[Problem to solve] Skip the images. Copy the records exactly as written.

↓↓↓

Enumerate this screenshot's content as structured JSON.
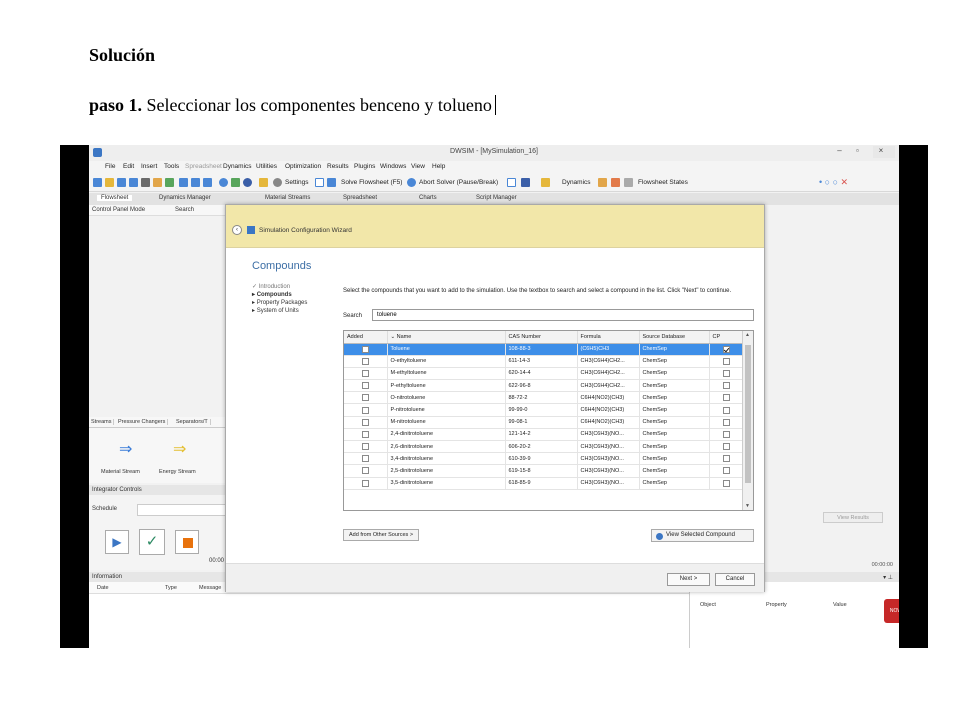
{
  "document": {
    "heading": "Solución",
    "step_label": "paso 1.",
    "step_text": " Seleccionar los componentes benceno y tolueno"
  },
  "app": {
    "window_title": "DWSIM - [MySimulation_16]",
    "menu": [
      "File",
      "Edit",
      "Insert",
      "Tools",
      "Spreadsheet",
      "Dynamics",
      "Utilities",
      "Optimization",
      "Results",
      "Plugins",
      "Windows",
      "View",
      "Help"
    ],
    "toolbar": {
      "settings": "Settings",
      "solve": "Solve Flowsheet (F5)",
      "abort": "Abort Solver (Pause/Break)",
      "dynamics": "Dynamics",
      "flowsheet_states": "Flowsheet States"
    },
    "tabs": [
      "Flowsheet",
      "Dynamics Manager",
      "Material Streams",
      "Spreadsheet",
      "Charts",
      "Script Manager"
    ],
    "control_panel": {
      "mode": "Control Panel Mode",
      "search": "Search"
    },
    "palette": {
      "tabs": [
        "Streams",
        "Pressure Changers",
        "Separators/T"
      ],
      "material_stream": "Material Stream",
      "energy_stream": "Energy Stream"
    },
    "integrator": {
      "title": "Integrator Controls",
      "schedule": "Schedule",
      "time_left": "00:00",
      "time_right": "00:00:00",
      "view_results": "View Results"
    },
    "information": {
      "title": "Information",
      "columns": [
        "Date",
        "Type",
        "Message"
      ],
      "right_columns": [
        "Object",
        "Property",
        "Value"
      ]
    },
    "logo_text": "NOW"
  },
  "wizard": {
    "title": "Simulation Configuration Wizard",
    "heading": "Compounds",
    "steps": {
      "introduction": "Introduction",
      "compounds": "Compounds",
      "property_packages": "Property Packages",
      "system_of_units": "System of Units"
    },
    "instructions": "Select the compounds that you want to add to the simulation. Use the textbox to search and select a compound in the list. Click \"Next\" to continue.",
    "search_label": "Search",
    "search_value": "toluene",
    "columns": [
      "Added",
      "Name",
      "CAS Number",
      "Formula",
      "Source Database",
      "CP"
    ],
    "rows": [
      {
        "added": false,
        "name": "Toluene",
        "cas": "108-88-3",
        "formula": "(C6H5)CH3",
        "source": "ChemSep",
        "cp": true,
        "selected": true
      },
      {
        "added": false,
        "name": "O-ethyltoluene",
        "cas": "611-14-3",
        "formula": "CH3(C6H4)CH2...",
        "source": "ChemSep",
        "cp": false
      },
      {
        "added": false,
        "name": "M-ethyltoluene",
        "cas": "620-14-4",
        "formula": "CH3(C6H4)CH2...",
        "source": "ChemSep",
        "cp": false
      },
      {
        "added": false,
        "name": "P-ethyltoluene",
        "cas": "622-96-8",
        "formula": "CH3(C6H4)CH2...",
        "source": "ChemSep",
        "cp": false
      },
      {
        "added": false,
        "name": "O-nitrotoluene",
        "cas": "88-72-2",
        "formula": "C6H4(NO2)(CH3)",
        "source": "ChemSep",
        "cp": false
      },
      {
        "added": false,
        "name": "P-nitrotoluene",
        "cas": "99-99-0",
        "formula": "C6H4(NO2)(CH3)",
        "source": "ChemSep",
        "cp": false
      },
      {
        "added": false,
        "name": "M-nitrotoluene",
        "cas": "99-08-1",
        "formula": "C6H4(NO2)(CH3)",
        "source": "ChemSep",
        "cp": false
      },
      {
        "added": false,
        "name": "2,4-dinitrotoluene",
        "cas": "121-14-2",
        "formula": "CH3(C6H3)(NO...",
        "source": "ChemSep",
        "cp": false
      },
      {
        "added": false,
        "name": "2,6-dinitrotoluene",
        "cas": "606-20-2",
        "formula": "CH3(C6H3)(NO...",
        "source": "ChemSep",
        "cp": false
      },
      {
        "added": false,
        "name": "3,4-dinitrotoluene",
        "cas": "610-39-9",
        "formula": "CH3(C6H3)(NO...",
        "source": "ChemSep",
        "cp": false
      },
      {
        "added": false,
        "name": "2,5-dinitrotoluene",
        "cas": "619-15-8",
        "formula": "CH3(C6H3)(NO...",
        "source": "ChemSep",
        "cp": false
      },
      {
        "added": false,
        "name": "3,5-dinitrotoluene",
        "cas": "618-85-9",
        "formula": "CH3(C6H3)(NO...",
        "source": "ChemSep",
        "cp": false
      }
    ],
    "add_other_sources": "Add from Other Sources >",
    "view_selected": "View Selected Compound",
    "next": "Next >",
    "cancel": "Cancel"
  }
}
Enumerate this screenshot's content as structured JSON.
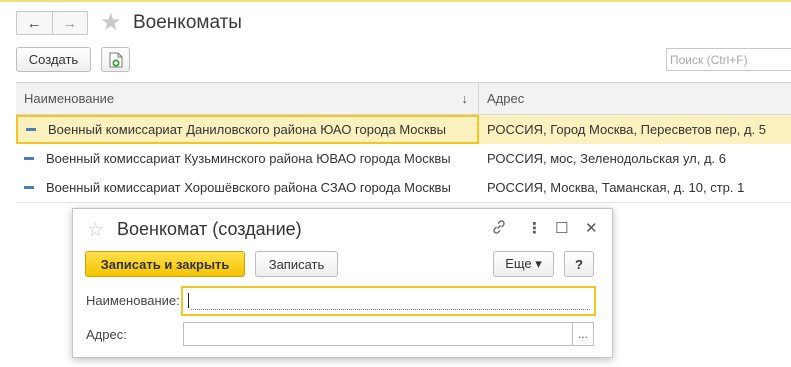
{
  "header": {
    "back_icon": "←",
    "forward_icon": "→",
    "favorite_icon": "★",
    "title": "Военкоматы"
  },
  "toolbar": {
    "create_label": "Создать",
    "search_placeholder": "Поиск (Ctrl+F)"
  },
  "table": {
    "columns": {
      "name": "Наименование",
      "sort_icon": "↓",
      "address": "Адрес"
    },
    "rows": [
      {
        "name": "Военный комиссариат Даниловского района ЮАО города Москвы",
        "address": "РОССИЯ, Город Москва, Пересветов пер, д. 5"
      },
      {
        "name": "Военный комиссариат Кузьминского района ЮВАО города Москвы",
        "address": "РОССИЯ, мос, Зеленодольская ул, д. 6"
      },
      {
        "name": "Военный комиссариат Хорошёвского района СЗАО города Москвы",
        "address": "РОССИЯ, Москва, Таманская, д. 10, стр. 1"
      }
    ]
  },
  "dialog": {
    "favorite_icon": "☆",
    "title": "Военкомат (создание)",
    "link_icon": "🔗",
    "menu_icon": "⋮",
    "maximize_icon": "☐",
    "close_icon": "✕",
    "save_close_label": "Записать и закрыть",
    "save_label": "Записать",
    "more_label": "Еще ▾",
    "help_label": "?",
    "name_label": "Наименование:",
    "name_value": "",
    "address_label": "Адрес:",
    "address_value": "",
    "select_button": "..."
  },
  "colors": {
    "accent_yellow": "#f5c524",
    "selected_row": "#fbf1be",
    "row_marker": "#4b7fb5"
  }
}
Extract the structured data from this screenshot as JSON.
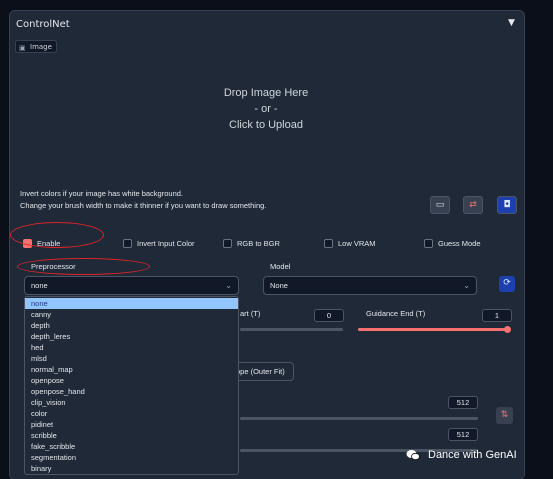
{
  "header": {
    "title": "ControlNet",
    "collapse_icon": "triangle-down-icon"
  },
  "image_tab": {
    "label": "Image",
    "icon": "image-icon"
  },
  "dropzone": {
    "line1": "Drop Image Here",
    "line2": "- or -",
    "line3": "Click to Upload"
  },
  "hints": {
    "line1": "Invert colors if your image has white background.",
    "line2": "Change your brush width to make it thinner if you want to draw something."
  },
  "tools": [
    "canvas-icon",
    "swap-icon",
    "camera-icon"
  ],
  "checkboxes": [
    {
      "label": "Enable",
      "checked": true
    },
    {
      "label": "Invert Input Color",
      "checked": false
    },
    {
      "label": "RGB to BGR",
      "checked": false
    },
    {
      "label": "Low VRAM",
      "checked": false
    },
    {
      "label": "Guess Mode",
      "checked": false
    }
  ],
  "preprocessor": {
    "label": "Preprocessor",
    "value": "none",
    "options": [
      "none",
      "canny",
      "depth",
      "depth_leres",
      "hed",
      "mlsd",
      "normal_map",
      "openpose",
      "openpose_hand",
      "clip_vision",
      "color",
      "pidinet",
      "scribble",
      "fake_scribble",
      "segmentation",
      "binary"
    ]
  },
  "model": {
    "label": "Model",
    "value": "None"
  },
  "guidance_start": {
    "label_partial": "art (T)",
    "value": "0"
  },
  "guidance_end": {
    "label": "Guidance End (T)",
    "value": "1"
  },
  "resize_mode": {
    "visible_label": "ope (Outer Fit)"
  },
  "canvas": {
    "width": "512",
    "height": "512"
  },
  "watermark": {
    "text": "Dance with GenAI"
  },
  "colors": {
    "accent": "#f87171",
    "panel": "#1f2937",
    "background": "#0b0f19",
    "highlight": "#93c5fd"
  }
}
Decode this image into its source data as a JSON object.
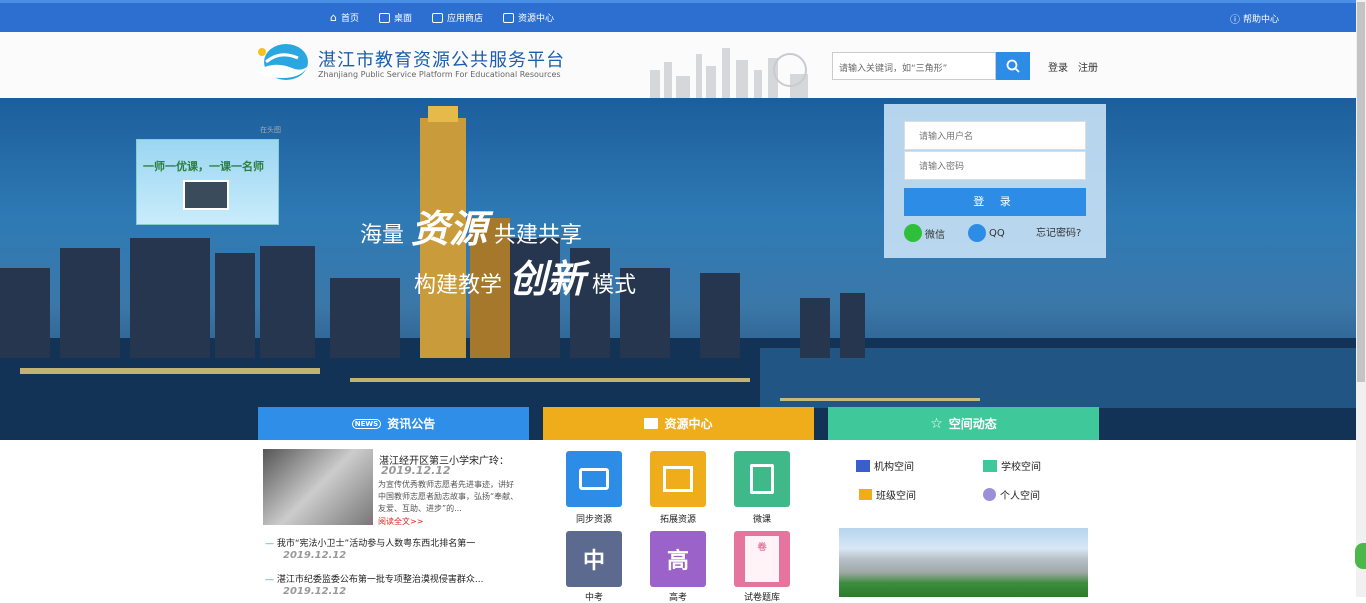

↑↑↑

[Response]
Enumerate this screenshot's content as structured JSON.
{
  "document": {
    "heading": "Solución",
    "step_label": "paso 1.",
    "step_text": " Seleccionar los componentes benceno y tolueno"
  },
  "app": {
    "window_title": "DWSIM - [MySimulation_16]",
    "menu": [
      "File",
      "Edit",
      "Insert",
      "Tools",
      "Spreadsheet",
      "Dynamics",
      "Utilities",
      "Optimization",
      "Results",
      "Plugins",
      "Windows",
      "View",
      "Help"
    ],
    "toolbar": {
      "settings": "Settings",
      "solve": "Solve Flowsheet (F5)",
      "abort": "Abort Solver (Pause/Break)",
      "dynamics": "Dynamics",
      "flowsheet_states": "Flowsheet States"
    },
    "tabs": [
      "Flowsheet",
      "Dynamics Manager",
      "Material Streams",
      "Spreadsheet",
      "Charts",
      "Script Manager"
    ],
    "control_panel": {
      "mode": "Control Panel Mode",
      "search": "Search"
    },
    "palette": {
      "tabs": [
        "Streams",
        "Pressure Changers",
        "Separators/T"
      ],
      "material_stream": "Material Stream",
      "energy_stream": "Energy Stream"
    },
    "integrator": {
      "title": "Integrator Controls",
      "schedule": "Schedule",
      "time_left": "00:00",
      "time_right": "00:00:00",
      "view_results": "View Results"
    },
    "information": {
      "title": "Information",
      "columns": [
        "Date",
        "Type",
        "Message"
      ],
      "right_columns": [
        "Object",
        "Property",
        "Value"
      ]
    },
    "logo_text": "NOW"
  },
  "wizard": {
    "title": "Simulation Configuration Wizard",
    "heading": "Compounds",
    "steps": {
      "introduction": "Introduction",
      "compounds": "Compounds",
      "property_packages": "Property Packages",
      "system_of_units": "System of Units"
    },
    "instructions": "Select the compounds that you want to add to the simulation. Use the textbox to search and select a compound in the list. Click \"Next\" to continue.",
    "search_label": "Search",
    "search_value": "toluene",
    "columns": [
      "Added",
      "Name",
      "CAS Number",
      "Formula",
      "Source Database",
      "CP"
    ],
    "rows": [
      {
        "added": false,
        "name": "Toluene",
        "cas": "108-88-3",
        "formula": "(C6H5)CH3",
        "source": "ChemSep",
        "cp": true,
        "selected": true
      },
      {
        "added": false,
        "name": "O-ethyltoluene",
        "cas": "611-14-3",
        "formula": "CH3(C6H4)CH2...",
        "source": "ChemSep",
        "cp": false
      },
      {
        "added": false,
        "name": "M-ethyltoluene",
        "cas": "620-14-4",
        "formula": "CH3(C6H4)CH2...",
        "source": "ChemSep",
        "cp": false
      },
      {
        "added": false,
        "name": "P-ethyltoluene",
        "cas": "622-96-8",
        "formula": "CH3(C6H4)CH2...",
        "source": "ChemSep",
        "cp": false
      },
      {
        "added": false,
        "name": "O-nitrotoluene",
        "cas": "88-72-2",
        "formula": "C6H4(NO2)(CH3)",
        "source": "ChemSep",
        "cp": false
      },
      {
        "added": false,
        "name": "P-nitrotoluene",
        "cas": "99-99-0",
        "formula": "C6H4(NO2)(CH3)",
        "source": "ChemSep",
        "cp": false
      },
      {
        "added": false,
        "name": "M-nitrotoluene",
        "cas": "99-08-1",
        "formula": "C6H4(NO2)(CH3)",
        "source": "ChemSep",
        "cp": false
      },
      {
        "added": false,
        "name": "2,4-dinitrotoluene",
        "cas": "121-14-2",
        "formula": "CH3(C6H3)(NO...",
        "source": "ChemSep",
        "cp": false
      },
      {
        "added": false,
        "name": "2,6-dinitrotoluene",
        "cas": "606-20-2",
        "formula": "CH3(C6H3)(NO...",
        "source": "ChemSep",
        "cp": false
      },
      {
        "added": false,
        "name": "3,4-dinitrotoluene",
        "cas": "610-39-9",
        "formula": "CH3(C6H3)(NO...",
        "source": "ChemSep",
        "cp": false
      },
      {
        "added": false,
        "name": "2,5-dinitrotoluene",
        "cas": "619-15-8",
        "formula": "CH3(C6H3)(NO...",
        "source": "ChemSep",
        "cp": false
      },
      {
        "added": false,
        "name": "3,5-dinitrotoluene",
        "cas": "618-85-9",
        "formula": "CH3(C6H3)(NO...",
        "source": "ChemSep",
        "cp": false
      }
    ],
    "add_other_sources": "Add from Other Sources >",
    "view_selected": "View Selected Compound",
    "next": "Next >",
    "cancel": "Cancel"
  }
}
Enumerate this screenshot's content as structured JSON.
{
  "header": {
    "back_icon": "←",
    "forward_icon": "→",
    "favorite_icon": "★",
    "title": "Военкоматы"
  },
  "toolbar": {
    "create_label": "Создать",
    "search_placeholder": "Поиск (Ctrl+F)"
  },
  "table": {
    "columns": {
      "name": "Наименование",
      "sort_icon": "↓",
      "address": "Адрес"
    },
    "rows": [
      {
        "name": "Военный комиссариат Даниловского района ЮАО города Москвы",
        "address": "РОССИЯ, Город Москва, Пересветов пер, д. 5"
      },
      {
        "name": "Военный комиссариат Кузьминского района ЮВАО города Москвы",
        "address": "РОССИЯ, мос, Зеленодольская ул, д. 6"
      },
      {
        "name": "Военный комиссариат Хорошёвского района СЗАО города Москвы",
        "address": "РОССИЯ, Москва, Таманская, д. 10, стр. 1"
      }
    ]
  },
  "dialog": {
    "favorite_icon": "☆",
    "title": "Военкомат (создание)",
    "link_icon": "🔗",
    "menu_icon": "⋮",
    "maximize_icon": "☐",
    "close_icon": "✕",
    "save_close_label": "Записать и закрыть",
    "save_label": "Записать",
    "more_label": "Еще ▾",
    "help_label": "?",
    "name_label": "Наименование:",
    "name_value": "",
    "address_label": "Адрес:",
    "address_value": "",
    "select_button": "..."
  },
  "colors": {
    "accent_yellow": "#f5c524",
    "selected_row": "#fbf1be",
    "row_marker": "#4b7fb5"
  }
}
Extract the structured data from this screenshot as JSON.
{
  "header": {
    "title": "ControlNet",
    "collapse_icon": "triangle-down-icon"
  },
  "image_tab": {
    "label": "Image",
    "icon": "image-icon"
  },
  "dropzone": {
    "line1": "Drop Image Here",
    "line2": "- or -",
    "line3": "Click to Upload"
  },
  "hints": {
    "line1": "Invert colors if your image has white background.",
    "line2": "Change your brush width to make it thinner if you want to draw something."
  },
  "tools": [
    "canvas-icon",
    "swap-icon",
    "camera-icon"
  ],
  "checkboxes": [
    {
      "label": "Enable",
      "checked": true
    },
    {
      "label": "Invert Input Color",
      "checked": false
    },
    {
      "label": "RGB to BGR",
      "checked": false
    },
    {
      "label": "Low VRAM",
      "checked": false
    },
    {
      "label": "Guess Mode",
      "checked": false
    }
  ],
  "preprocessor": {
    "label": "Preprocessor",
    "value": "none",
    "options": [
      "none",
      "canny",
      "depth",
      "depth_leres",
      "hed",
      "mlsd",
      "normal_map",
      "openpose",
      "openpose_hand",
      "clip_vision",
      "color",
      "pidinet",
      "scribble",
      "fake_scribble",
      "segmentation",
      "binary"
    ]
  },
  "model": {
    "label": "Model",
    "value": "None"
  },
  "guidance_start": {
    "label_partial": "art (T)",
    "value": "0"
  },
  "guidance_end": {
    "label": "Guidance End (T)",
    "value": "1"
  },
  "resize_mode": {
    "visible_label": "ope (Outer Fit)"
  },
  "canvas": {
    "width": "512",
    "height": "512"
  },
  "watermark": {
    "text": "Dance with GenAI"
  },
  "colors": {
    "accent": "#f87171",
    "panel": "#1f2937",
    "background": "#0b0f19",
    "highlight": "#93c5fd"
  }
}
Decode this image into its source data as a JSON object.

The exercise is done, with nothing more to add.